**Stored records:**
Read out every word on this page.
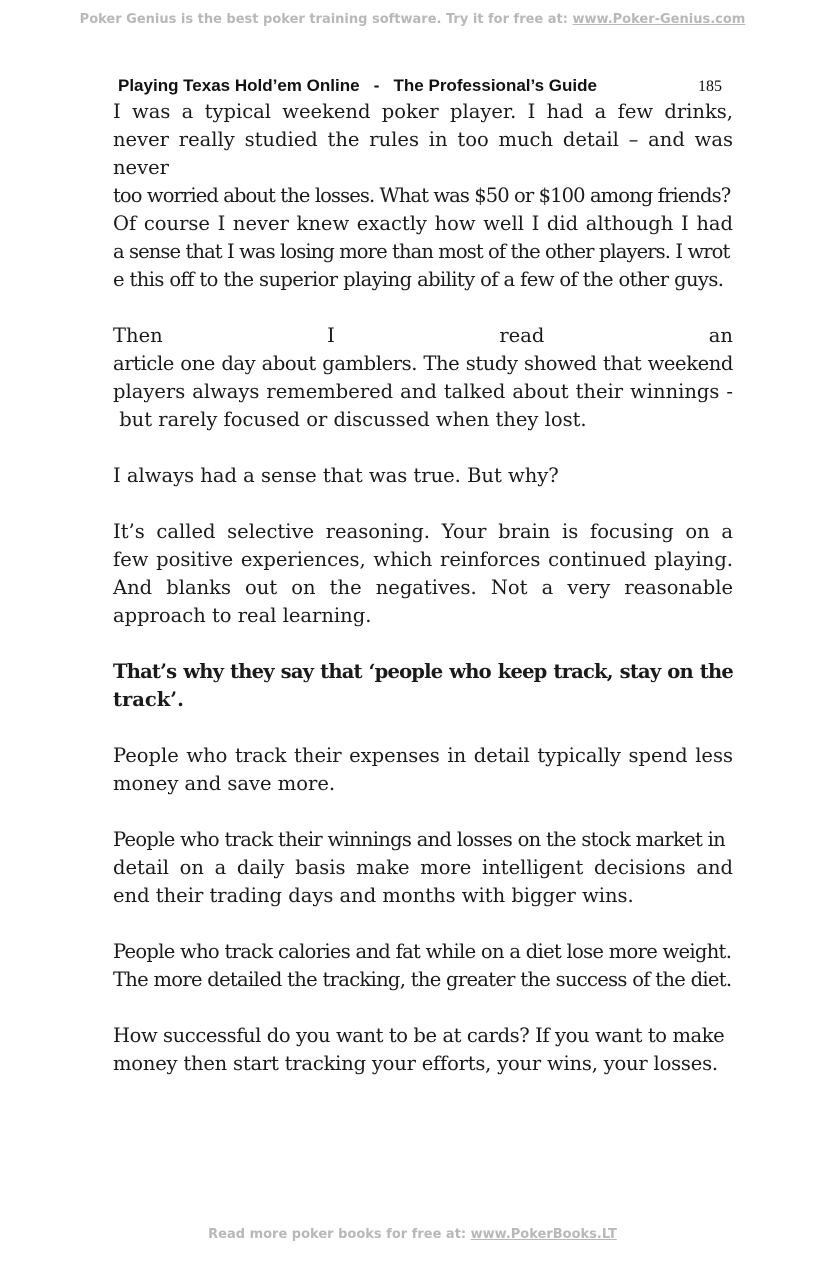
Poker Genius is the best poker training software. Try it for free at: www.Poker-Genius.com
Playing Texas Hold’em Online   -   The Professional’s Guide	185

I was a typical weekend poker player. I had a few drinks,
never really studied the rules in too much detail – and was
never
too worried about the losses. What was $50 or $100 among friends?
Of course I never knew exactly how well I did although I had
a sense that I was losing more than most of the other players. I wrot
e this off to the superior playing ability of a few of the other guys.

Then I read an
article one day about gamblers. The study showed that weekend
players always remembered and talked about their winnings -
but rarely focused or discussed when they lost.

I always had a sense that was true. But why?

It’s called selective reasoning. Your brain is focusing on a
few positive experiences, which reinforces continued playing.
And blanks out on the negatives. Not a very reasonable
approach to real learning.

That’s why they say that ‘people who keep track, stay on the
track’.

People who track their expenses in detail typically spend less
money and save more.

People who track their winnings and losses on the stock market in
detail on a daily basis make more intelligent decisions and
end their trading days and months with bigger wins.

People who track calories and fat while on a diet lose more weight.
The more detailed the tracking, the greater the success of the diet.

How successful do you want to be at cards? If you want to make
money then start tracking your efforts, your wins, your losses.

Read more poker books for free at: www.PokerBooks.LT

**EXERCISE TASK:** Write out the material above again, word for word, minus its pictures.

**EXERCISE RESPONSE:**
Read out every word on this page.
Poker Genius is the best poker training software. Try it for free at: www.Poker-Genius.com
Playing Texas Hold’em Online   -   The Professional’s Guide	185

I was a typical weekend poker player. I had a few drinks,
never really studied the rules in too much detail – and was
never
too worried about the losses. What was $50 or $100 among friends?
Of course I never knew exactly how well I did although I had
a sense that I was losing more than most of the other players. I wrot
e this off to the superior playing ability of a few of the other guys.

Then I read an
article one day about gamblers. The study showed that weekend
players always remembered and talked about their winnings -
but rarely focused or discussed when they lost.

I always had a sense that was true. But why?

It’s called selective reasoning. Your brain is focusing on a
few positive experiences, which reinforces continued playing.
And blanks out on the negatives. Not a very reasonable
approach to real learning.

That’s why they say that ‘people who keep track, stay on the
track’.

People who track their expenses in detail typically spend less
money and save more.

People who track their winnings and losses on the stock market in
detail on a daily basis make more intelligent decisions and
end their trading days and months with bigger wins.

People who track calories and fat while on a diet lose more weight.
The more detailed the tracking, the greater the success of the diet.

How successful do you want to be at cards? If you want to make
money then start tracking your efforts, your wins, your losses.

Read more poker books for free at: www.PokerBooks.LT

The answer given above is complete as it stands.